Aim of the exercise: Write out the listing below again, precisely as it is given.

Excerpted records:

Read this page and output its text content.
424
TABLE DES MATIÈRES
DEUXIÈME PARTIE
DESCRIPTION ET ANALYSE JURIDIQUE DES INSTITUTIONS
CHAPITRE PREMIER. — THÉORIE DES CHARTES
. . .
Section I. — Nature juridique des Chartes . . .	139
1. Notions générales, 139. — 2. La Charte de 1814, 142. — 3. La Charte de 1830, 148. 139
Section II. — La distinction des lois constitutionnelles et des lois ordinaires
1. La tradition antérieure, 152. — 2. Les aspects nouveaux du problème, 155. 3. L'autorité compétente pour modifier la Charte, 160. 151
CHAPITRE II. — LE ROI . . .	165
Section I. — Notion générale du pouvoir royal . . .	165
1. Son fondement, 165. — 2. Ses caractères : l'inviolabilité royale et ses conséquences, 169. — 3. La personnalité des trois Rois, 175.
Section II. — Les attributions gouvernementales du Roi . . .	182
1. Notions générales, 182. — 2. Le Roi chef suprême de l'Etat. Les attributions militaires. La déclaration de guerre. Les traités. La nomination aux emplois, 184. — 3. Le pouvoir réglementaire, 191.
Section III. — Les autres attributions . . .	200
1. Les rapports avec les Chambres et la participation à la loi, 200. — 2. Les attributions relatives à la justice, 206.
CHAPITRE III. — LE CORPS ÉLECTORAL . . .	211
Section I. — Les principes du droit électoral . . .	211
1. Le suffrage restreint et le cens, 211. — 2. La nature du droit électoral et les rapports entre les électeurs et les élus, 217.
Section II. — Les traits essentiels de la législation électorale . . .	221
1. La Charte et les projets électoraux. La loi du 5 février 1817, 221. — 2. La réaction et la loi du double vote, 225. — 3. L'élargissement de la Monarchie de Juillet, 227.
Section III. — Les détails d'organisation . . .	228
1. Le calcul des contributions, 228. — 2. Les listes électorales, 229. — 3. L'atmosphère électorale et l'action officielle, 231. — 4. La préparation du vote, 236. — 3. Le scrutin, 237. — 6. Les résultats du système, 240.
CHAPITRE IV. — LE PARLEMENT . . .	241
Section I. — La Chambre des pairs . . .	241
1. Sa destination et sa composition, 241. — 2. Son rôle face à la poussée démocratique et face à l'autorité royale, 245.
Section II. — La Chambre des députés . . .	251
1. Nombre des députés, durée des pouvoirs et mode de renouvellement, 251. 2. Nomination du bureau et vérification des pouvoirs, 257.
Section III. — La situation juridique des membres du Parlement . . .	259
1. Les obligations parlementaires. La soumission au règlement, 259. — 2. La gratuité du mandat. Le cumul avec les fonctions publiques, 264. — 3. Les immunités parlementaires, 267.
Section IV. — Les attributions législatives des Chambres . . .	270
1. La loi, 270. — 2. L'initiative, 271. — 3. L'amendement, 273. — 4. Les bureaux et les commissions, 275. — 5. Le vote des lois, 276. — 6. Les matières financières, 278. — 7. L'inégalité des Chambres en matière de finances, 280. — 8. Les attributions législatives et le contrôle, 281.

Solved exercise:
Read this page and output its text content.
424
TABLE DES MATIÈRES
DEUXIÈME PARTIE
DESCRIPTION ET ANALYSE JURIDIQUE DES INSTITUTIONS
CHAPITRE PREMIER. — THÉORIE DES CHARTES
. . .
Section I. — Nature juridique des Chartes . . .	139
1. Notions générales, 139. — 2. La Charte de 1814, 142. — 3. La Charte de 1830, 148. 139
Section II. — La distinction des lois constitutionnelles et des lois ordinaires
1. La tradition antérieure, 152. — 2. Les aspects nouveaux du problème, 155. 3. L'autorité compétente pour modifier la Charte, 160. 151
CHAPITRE II. — LE ROI . . .	165
Section I. — Notion générale du pouvoir royal . . .	165
1. Son fondement, 165. — 2. Ses caractères : l'inviolabilité royale et ses conséquences, 169. — 3. La personnalité des trois Rois, 175.
Section II. — Les attributions gouvernementales du Roi . . .	182
1. Notions générales, 182. — 2. Le Roi chef suprême de l'Etat. Les attributions militaires. La déclaration de guerre. Les traités. La nomination aux emplois, 184. — 3. Le pouvoir réglementaire, 191.
Section III. — Les autres attributions . . .	200
1. Les rapports avec les Chambres et la participation à la loi, 200. — 2. Les attributions relatives à la justice, 206.
CHAPITRE III. — LE CORPS ÉLECTORAL . . .	211
Section I. — Les principes du droit électoral . . .	211
1. Le suffrage restreint et le cens, 211. — 2. La nature du droit électoral et les rapports entre les électeurs et les élus, 217.
Section II. — Les traits essentiels de la législation électorale . . .	221
1. La Charte et les projets électoraux. La loi du 5 février 1817, 221. — 2. La réaction et la loi du double vote, 225. — 3. L'élargissement de la Monarchie de Juillet, 227.
Section III. — Les détails d'organisation . . .	228
1. Le calcul des contributions, 228. — 2. Les listes électorales, 229. — 3. L'atmosphère électorale et l'action officielle, 231. — 4. La préparation du vote, 236. — 3. Le scrutin, 237. — 6. Les résultats du système, 240.
CHAPITRE IV. — LE PARLEMENT . . .	241
Section I. — La Chambre des pairs . . .	241
1. Sa destination et sa composition, 241. — 2. Son rôle face à la poussée démocratique et face à l'autorité royale, 245.
Section II. — La Chambre des députés . . .	251
1. Nombre des députés, durée des pouvoirs et mode de renouvellement, 251. 2. Nomination du bureau et vérification des pouvoirs, 257.
Section III. — La situation juridique des membres du Parlement . . .	259
1. Les obligations parlementaires. La soumission au règlement, 259. — 2. La gratuité du mandat. Le cumul avec les fonctions publiques, 264. — 3. Les immunités parlementaires, 267.
Section IV. — Les attributions législatives des Chambres . . .	270
1. La loi, 270. — 2. L'initiative, 271. — 3. L'amendement, 273. — 4. Les bureaux et les commissions, 275. — 5. Le vote des lois, 276. — 6. Les matières financières, 278. — 7. L'inégalité des Chambres en matière de finances, 280. — 8. Les attributions législatives et le contrôle, 281.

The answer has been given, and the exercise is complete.